## [WHAT YOU HAVE TO DO]
Copy the records word for word, from their first line up to and including the line with "overlay-label: Mnt VWAP".

## [INPUT FOR THIS TASK]

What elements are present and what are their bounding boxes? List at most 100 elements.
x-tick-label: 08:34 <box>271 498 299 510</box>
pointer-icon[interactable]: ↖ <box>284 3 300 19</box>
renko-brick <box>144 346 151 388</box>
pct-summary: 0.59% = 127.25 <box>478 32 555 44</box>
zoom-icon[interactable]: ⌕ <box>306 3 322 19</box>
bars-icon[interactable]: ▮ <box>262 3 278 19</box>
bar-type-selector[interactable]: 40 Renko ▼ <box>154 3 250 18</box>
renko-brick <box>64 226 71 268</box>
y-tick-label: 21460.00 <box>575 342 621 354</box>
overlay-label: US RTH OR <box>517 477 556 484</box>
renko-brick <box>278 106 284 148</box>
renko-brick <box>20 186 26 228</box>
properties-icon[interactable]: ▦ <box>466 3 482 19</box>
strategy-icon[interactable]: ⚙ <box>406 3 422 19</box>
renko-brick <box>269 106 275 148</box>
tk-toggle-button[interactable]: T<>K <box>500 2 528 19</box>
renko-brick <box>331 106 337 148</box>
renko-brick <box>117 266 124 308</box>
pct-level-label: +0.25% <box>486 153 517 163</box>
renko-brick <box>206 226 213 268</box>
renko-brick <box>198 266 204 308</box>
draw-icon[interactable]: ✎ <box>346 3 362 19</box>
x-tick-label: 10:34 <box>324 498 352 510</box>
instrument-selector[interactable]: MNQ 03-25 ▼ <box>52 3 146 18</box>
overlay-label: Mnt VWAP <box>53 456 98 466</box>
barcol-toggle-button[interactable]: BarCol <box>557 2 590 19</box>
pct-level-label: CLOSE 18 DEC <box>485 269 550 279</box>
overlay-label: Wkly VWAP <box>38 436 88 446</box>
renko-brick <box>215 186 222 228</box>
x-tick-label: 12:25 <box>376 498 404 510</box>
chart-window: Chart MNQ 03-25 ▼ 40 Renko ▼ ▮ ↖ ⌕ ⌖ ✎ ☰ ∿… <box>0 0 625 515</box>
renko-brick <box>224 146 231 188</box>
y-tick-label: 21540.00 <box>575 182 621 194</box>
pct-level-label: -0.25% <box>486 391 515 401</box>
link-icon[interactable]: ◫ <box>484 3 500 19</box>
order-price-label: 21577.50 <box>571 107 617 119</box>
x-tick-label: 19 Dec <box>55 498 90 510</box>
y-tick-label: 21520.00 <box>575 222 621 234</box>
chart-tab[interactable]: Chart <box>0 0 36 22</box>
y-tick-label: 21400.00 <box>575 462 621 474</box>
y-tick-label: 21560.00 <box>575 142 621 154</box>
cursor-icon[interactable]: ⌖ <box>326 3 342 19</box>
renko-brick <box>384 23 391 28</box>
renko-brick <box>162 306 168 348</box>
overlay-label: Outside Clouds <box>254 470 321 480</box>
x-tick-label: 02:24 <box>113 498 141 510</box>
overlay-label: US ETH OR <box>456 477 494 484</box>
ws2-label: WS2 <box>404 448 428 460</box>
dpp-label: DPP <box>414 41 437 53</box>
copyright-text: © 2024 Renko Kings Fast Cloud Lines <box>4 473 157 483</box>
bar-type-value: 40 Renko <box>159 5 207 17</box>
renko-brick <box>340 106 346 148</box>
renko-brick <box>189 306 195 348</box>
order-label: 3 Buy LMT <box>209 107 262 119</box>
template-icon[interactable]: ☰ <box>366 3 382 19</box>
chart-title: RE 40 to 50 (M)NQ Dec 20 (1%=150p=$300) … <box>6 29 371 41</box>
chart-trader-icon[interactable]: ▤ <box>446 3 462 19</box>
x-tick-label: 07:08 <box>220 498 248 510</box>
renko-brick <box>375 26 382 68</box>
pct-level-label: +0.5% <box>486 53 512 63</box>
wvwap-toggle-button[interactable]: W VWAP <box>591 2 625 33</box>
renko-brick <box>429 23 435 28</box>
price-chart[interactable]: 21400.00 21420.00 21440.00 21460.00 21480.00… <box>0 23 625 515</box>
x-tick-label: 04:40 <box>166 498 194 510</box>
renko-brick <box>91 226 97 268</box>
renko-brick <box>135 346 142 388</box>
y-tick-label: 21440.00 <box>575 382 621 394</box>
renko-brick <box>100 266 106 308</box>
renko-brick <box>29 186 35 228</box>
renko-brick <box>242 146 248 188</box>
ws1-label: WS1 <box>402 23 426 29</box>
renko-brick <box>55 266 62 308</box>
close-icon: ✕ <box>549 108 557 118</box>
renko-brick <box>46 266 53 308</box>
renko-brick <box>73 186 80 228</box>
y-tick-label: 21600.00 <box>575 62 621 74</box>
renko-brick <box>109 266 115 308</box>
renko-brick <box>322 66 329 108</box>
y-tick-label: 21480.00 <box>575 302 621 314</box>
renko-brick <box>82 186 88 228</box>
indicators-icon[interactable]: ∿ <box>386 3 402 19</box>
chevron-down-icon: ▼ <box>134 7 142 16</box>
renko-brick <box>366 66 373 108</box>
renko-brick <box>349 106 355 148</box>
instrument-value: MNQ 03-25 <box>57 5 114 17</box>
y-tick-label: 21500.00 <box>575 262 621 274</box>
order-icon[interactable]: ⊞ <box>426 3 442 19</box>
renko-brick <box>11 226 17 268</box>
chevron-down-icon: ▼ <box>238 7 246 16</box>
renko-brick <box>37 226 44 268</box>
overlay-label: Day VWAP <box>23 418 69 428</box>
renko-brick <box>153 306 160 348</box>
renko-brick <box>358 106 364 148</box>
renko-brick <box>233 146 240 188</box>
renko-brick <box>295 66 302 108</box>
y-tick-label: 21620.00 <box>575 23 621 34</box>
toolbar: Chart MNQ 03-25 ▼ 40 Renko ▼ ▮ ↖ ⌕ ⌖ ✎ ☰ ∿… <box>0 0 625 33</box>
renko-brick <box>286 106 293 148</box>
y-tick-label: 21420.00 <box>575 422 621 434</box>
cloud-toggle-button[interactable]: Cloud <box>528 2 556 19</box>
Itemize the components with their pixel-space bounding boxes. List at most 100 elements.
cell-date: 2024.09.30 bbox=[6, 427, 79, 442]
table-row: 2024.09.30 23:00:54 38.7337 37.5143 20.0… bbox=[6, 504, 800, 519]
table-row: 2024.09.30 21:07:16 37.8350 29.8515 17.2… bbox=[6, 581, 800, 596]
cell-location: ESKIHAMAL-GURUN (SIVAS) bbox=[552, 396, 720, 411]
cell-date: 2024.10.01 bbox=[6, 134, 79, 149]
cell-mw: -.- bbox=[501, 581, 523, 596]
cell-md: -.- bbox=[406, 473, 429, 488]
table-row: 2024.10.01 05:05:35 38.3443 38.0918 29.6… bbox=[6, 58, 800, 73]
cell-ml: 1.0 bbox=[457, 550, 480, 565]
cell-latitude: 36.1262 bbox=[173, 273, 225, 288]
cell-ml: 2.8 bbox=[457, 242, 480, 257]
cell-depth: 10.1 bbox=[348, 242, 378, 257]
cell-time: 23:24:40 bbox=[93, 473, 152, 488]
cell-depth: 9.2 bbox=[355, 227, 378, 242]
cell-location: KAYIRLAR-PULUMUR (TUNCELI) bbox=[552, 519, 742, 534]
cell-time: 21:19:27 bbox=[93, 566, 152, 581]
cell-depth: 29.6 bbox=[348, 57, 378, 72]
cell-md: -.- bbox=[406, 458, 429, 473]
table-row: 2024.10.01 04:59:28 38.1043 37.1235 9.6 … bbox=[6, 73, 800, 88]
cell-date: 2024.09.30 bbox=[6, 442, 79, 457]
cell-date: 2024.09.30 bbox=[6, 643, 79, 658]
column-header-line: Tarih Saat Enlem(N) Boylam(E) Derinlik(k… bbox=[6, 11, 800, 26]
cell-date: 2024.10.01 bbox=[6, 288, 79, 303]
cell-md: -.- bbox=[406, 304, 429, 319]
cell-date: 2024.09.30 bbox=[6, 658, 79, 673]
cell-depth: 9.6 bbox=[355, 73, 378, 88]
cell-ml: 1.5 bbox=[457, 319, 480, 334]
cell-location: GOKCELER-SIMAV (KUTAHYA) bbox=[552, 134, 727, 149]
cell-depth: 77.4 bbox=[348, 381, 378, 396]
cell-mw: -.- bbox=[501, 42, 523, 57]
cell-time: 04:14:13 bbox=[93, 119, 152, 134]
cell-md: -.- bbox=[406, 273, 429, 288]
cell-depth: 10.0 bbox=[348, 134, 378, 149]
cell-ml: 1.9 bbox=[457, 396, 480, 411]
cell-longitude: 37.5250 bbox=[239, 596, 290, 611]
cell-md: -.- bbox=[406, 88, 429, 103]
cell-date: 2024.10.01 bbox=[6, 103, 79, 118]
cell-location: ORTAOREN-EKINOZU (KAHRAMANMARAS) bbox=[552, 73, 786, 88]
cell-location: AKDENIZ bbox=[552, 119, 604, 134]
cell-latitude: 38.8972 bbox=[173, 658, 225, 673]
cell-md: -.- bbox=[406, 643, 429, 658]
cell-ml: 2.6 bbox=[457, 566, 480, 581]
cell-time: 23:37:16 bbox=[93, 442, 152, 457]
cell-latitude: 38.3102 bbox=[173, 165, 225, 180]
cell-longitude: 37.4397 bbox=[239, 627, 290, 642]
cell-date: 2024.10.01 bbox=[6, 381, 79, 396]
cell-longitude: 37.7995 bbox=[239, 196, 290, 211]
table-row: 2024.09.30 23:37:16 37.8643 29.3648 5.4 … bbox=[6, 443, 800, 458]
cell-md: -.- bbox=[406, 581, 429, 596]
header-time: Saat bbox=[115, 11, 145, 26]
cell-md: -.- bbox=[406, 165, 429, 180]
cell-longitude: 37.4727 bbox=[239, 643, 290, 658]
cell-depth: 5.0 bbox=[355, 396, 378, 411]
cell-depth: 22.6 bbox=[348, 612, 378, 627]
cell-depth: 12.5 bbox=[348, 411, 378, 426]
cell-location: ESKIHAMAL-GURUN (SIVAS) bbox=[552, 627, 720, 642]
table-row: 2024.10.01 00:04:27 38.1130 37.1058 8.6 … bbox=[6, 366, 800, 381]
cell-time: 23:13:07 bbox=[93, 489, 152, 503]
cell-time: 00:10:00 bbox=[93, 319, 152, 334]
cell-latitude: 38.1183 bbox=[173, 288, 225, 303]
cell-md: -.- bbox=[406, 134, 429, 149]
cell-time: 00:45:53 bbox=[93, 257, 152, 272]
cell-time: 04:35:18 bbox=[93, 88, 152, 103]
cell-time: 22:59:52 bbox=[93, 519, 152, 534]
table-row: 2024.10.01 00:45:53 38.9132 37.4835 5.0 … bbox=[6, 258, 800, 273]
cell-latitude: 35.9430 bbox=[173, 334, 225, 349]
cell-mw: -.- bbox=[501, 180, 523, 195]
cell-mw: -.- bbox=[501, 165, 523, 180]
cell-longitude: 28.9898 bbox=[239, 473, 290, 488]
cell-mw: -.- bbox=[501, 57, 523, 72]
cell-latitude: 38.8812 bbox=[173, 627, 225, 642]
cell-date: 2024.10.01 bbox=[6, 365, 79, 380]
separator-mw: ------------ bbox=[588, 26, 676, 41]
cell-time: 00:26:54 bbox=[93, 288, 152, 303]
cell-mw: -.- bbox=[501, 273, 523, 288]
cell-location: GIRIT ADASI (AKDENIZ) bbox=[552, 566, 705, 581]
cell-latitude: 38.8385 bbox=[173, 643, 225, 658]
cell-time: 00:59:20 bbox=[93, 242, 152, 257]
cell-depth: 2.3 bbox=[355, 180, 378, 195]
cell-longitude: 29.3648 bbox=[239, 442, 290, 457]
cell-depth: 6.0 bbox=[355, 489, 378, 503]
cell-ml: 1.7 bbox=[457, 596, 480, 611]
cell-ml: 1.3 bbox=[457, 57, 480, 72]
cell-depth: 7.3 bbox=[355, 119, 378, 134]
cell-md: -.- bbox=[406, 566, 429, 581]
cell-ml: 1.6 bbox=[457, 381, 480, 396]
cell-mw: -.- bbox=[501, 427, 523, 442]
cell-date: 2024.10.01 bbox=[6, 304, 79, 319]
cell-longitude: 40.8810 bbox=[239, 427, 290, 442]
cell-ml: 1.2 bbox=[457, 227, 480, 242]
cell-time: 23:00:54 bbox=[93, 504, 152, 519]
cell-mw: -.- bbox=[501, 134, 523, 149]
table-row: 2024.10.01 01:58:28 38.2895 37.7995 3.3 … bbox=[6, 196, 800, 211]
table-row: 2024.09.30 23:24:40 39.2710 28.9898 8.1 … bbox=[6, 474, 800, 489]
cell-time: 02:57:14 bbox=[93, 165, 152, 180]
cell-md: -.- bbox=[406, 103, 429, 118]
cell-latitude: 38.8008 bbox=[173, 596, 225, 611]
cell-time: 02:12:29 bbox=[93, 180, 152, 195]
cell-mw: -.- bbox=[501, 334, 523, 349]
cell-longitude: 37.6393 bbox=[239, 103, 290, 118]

## [OUTPUT OF THE EXERCISE]
What elements are present and what are their bounding boxes? List at most 100 elements.
x-tick-label: 08:34 <box>271 498 299 510</box>
pointer-icon[interactable]: ↖ <box>284 3 300 19</box>
renko-brick <box>144 346 151 388</box>
pct-summary: 0.59% = 127.25 <box>478 32 555 44</box>
zoom-icon[interactable]: ⌕ <box>306 3 322 19</box>
bars-icon[interactable]: ▮ <box>262 3 278 19</box>
bar-type-selector[interactable]: 40 Renko ▼ <box>154 3 250 18</box>
renko-brick <box>64 226 71 268</box>
y-tick-label: 21460.00 <box>575 342 621 354</box>
overlay-label: US RTH OR <box>517 477 556 484</box>
renko-brick <box>278 106 284 148</box>
renko-brick <box>20 186 26 228</box>
properties-icon[interactable]: ▦ <box>466 3 482 19</box>
strategy-icon[interactable]: ⚙ <box>406 3 422 19</box>
renko-brick <box>269 106 275 148</box>
tk-toggle-button[interactable]: T<>K <box>500 2 528 19</box>
renko-brick <box>331 106 337 148</box>
renko-brick <box>117 266 124 308</box>
pct-level-label: +0.25% <box>486 153 517 163</box>
renko-brick <box>206 226 213 268</box>
renko-brick <box>198 266 204 308</box>
draw-icon[interactable]: ✎ <box>346 3 362 19</box>
x-tick-label: 10:34 <box>324 498 352 510</box>
instrument-selector[interactable]: MNQ 03-25 ▼ <box>52 3 146 18</box>
overlay-label: Mnt VWAP <box>53 456 98 466</box>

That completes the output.